◆ **EXERCISE**: Which rows below contain the string "label" when case is matched exactly? Locate each one and copy it out in full.

◆ **DATA**:
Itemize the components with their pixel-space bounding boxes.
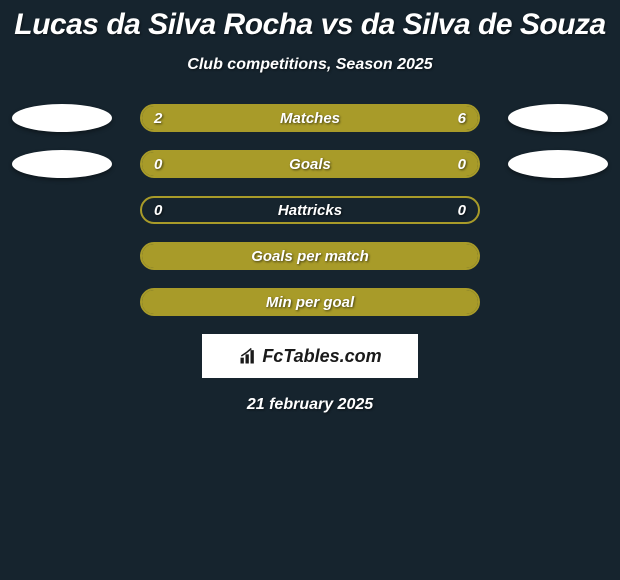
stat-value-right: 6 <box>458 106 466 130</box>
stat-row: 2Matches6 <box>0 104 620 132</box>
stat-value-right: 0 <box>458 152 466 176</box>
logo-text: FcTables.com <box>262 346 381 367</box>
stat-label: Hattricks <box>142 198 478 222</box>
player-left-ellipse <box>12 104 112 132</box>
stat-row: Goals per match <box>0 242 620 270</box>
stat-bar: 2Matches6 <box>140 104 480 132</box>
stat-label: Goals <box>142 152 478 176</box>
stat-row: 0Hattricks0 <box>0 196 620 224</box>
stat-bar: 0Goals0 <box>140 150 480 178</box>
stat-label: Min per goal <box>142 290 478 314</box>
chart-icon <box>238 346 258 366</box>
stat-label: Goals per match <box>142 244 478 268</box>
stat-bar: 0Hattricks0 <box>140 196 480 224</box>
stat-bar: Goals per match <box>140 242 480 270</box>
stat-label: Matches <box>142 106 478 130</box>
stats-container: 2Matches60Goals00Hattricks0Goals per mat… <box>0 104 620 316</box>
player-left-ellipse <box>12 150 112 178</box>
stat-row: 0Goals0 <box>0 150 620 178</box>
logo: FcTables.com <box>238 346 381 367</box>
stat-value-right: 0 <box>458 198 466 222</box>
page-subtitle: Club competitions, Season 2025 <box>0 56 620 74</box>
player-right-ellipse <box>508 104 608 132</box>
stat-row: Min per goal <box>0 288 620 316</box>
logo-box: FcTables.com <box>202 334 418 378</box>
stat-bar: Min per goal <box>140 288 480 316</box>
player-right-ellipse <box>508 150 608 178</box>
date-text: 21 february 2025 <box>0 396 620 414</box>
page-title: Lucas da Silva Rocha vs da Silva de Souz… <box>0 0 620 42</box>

◆ **WRITTEN RESPONSE**:
stat-label: Hattricks <box>142 198 478 222</box>
stat-label: Goals <box>142 152 478 176</box>
stat-label: Min per goal <box>142 290 478 314</box>
stat-label: Goals per match <box>142 244 478 268</box>
stat-label: Matches <box>142 106 478 130</box>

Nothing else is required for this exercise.